Given entries =
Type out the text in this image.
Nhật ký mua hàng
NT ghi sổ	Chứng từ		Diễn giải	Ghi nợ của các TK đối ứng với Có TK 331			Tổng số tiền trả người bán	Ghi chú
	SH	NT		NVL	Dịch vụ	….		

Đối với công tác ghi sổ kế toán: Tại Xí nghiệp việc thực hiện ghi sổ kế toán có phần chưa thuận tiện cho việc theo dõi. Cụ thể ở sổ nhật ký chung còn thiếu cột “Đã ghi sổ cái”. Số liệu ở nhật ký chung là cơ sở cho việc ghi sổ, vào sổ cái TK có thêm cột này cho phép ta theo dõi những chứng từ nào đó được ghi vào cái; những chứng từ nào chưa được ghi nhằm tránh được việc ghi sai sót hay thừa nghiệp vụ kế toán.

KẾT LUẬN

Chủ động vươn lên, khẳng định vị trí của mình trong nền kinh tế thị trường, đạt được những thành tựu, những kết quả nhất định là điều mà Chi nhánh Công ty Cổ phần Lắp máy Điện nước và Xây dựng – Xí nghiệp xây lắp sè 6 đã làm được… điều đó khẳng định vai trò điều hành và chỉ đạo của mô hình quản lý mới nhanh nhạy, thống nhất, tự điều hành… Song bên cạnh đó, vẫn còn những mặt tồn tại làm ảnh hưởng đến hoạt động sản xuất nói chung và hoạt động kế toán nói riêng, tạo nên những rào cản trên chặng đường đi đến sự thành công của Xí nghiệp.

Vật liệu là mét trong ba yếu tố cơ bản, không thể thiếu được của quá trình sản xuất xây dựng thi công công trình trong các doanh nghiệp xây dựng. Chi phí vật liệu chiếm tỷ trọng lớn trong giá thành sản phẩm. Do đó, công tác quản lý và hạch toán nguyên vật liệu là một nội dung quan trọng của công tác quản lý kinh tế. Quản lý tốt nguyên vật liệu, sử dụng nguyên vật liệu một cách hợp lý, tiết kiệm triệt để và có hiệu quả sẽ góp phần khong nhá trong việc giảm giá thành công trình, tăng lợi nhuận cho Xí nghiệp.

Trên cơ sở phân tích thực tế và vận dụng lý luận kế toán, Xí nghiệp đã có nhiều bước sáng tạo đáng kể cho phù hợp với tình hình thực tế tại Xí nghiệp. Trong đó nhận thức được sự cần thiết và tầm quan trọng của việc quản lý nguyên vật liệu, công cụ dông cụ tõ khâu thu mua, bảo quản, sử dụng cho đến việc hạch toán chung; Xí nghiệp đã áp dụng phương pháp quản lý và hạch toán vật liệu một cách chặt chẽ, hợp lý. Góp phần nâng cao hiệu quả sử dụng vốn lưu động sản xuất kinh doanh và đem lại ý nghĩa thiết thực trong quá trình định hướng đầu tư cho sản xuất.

What you need to do = Restate each record word for word.

Task response =
Type out the text in this image.
Nhật ký mua hàng
NT ghi sổ	Chứng từ		Diễn giải	Ghi nợ của các TK đối ứng với Có TK 331			Tổng số tiền trả người bán	Ghi chú
	SH	NT		NVL	Dịch vụ	….		

Đối với công tác ghi sổ kế toán: Tại Xí nghiệp việc thực hiện ghi sổ kế toán có phần chưa thuận tiện cho việc theo dõi. Cụ thể ở sổ nhật ký chung còn thiếu cột “Đã ghi sổ cái”. Số liệu ở nhật ký chung là cơ sở cho việc ghi sổ, vào sổ cái TK có thêm cột này cho phép ta theo dõi những chứng từ nào đó được ghi vào cái; những chứng từ nào chưa được ghi nhằm tránh được việc ghi sai sót hay thừa nghiệp vụ kế toán.

KẾT LUẬN

Chủ động vươn lên, khẳng định vị trí của mình trong nền kinh tế thị trường, đạt được những thành tựu, những kết quả nhất định là điều mà Chi nhánh Công ty Cổ phần Lắp máy Điện nước và Xây dựng – Xí nghiệp xây lắp sè 6 đã làm được… điều đó khẳng định vai trò điều hành và chỉ đạo của mô hình quản lý mới nhanh nhạy, thống nhất, tự điều hành… Song bên cạnh đó, vẫn còn những mặt tồn tại làm ảnh hưởng đến hoạt động sản xuất nói chung và hoạt động kế toán nói riêng, tạo nên những rào cản trên chặng đường đi đến sự thành công của Xí nghiệp.

Vật liệu là mét trong ba yếu tố cơ bản, không thể thiếu được của quá trình sản xuất xây dựng thi công công trình trong các doanh nghiệp xây dựng. Chi phí vật liệu chiếm tỷ trọng lớn trong giá thành sản phẩm. Do đó, công tác quản lý và hạch toán nguyên vật liệu là một nội dung quan trọng của công tác quản lý kinh tế. Quản lý tốt nguyên vật liệu, sử dụng nguyên vật liệu một cách hợp lý, tiết kiệm triệt để và có hiệu quả sẽ góp phần khong nhá trong việc giảm giá thành công trình, tăng lợi nhuận cho Xí nghiệp.

Trên cơ sở phân tích thực tế và vận dụng lý luận kế toán, Xí nghiệp đã có nhiều bước sáng tạo đáng kể cho phù hợp với tình hình thực tế tại Xí nghiệp. Trong đó nhận thức được sự cần thiết và tầm quan trọng của việc quản lý nguyên vật liệu, công cụ dông cụ tõ khâu thu mua, bảo quản, sử dụng cho đến việc hạch toán chung; Xí nghiệp đã áp dụng phương pháp quản lý và hạch toán vật liệu một cách chặt chẽ, hợp lý. Góp phần nâng cao hiệu quả sử dụng vốn lưu động sản xuất kinh doanh và đem lại ý nghĩa thiết thực trong quá trình định hướng đầu tư cho sản xuất.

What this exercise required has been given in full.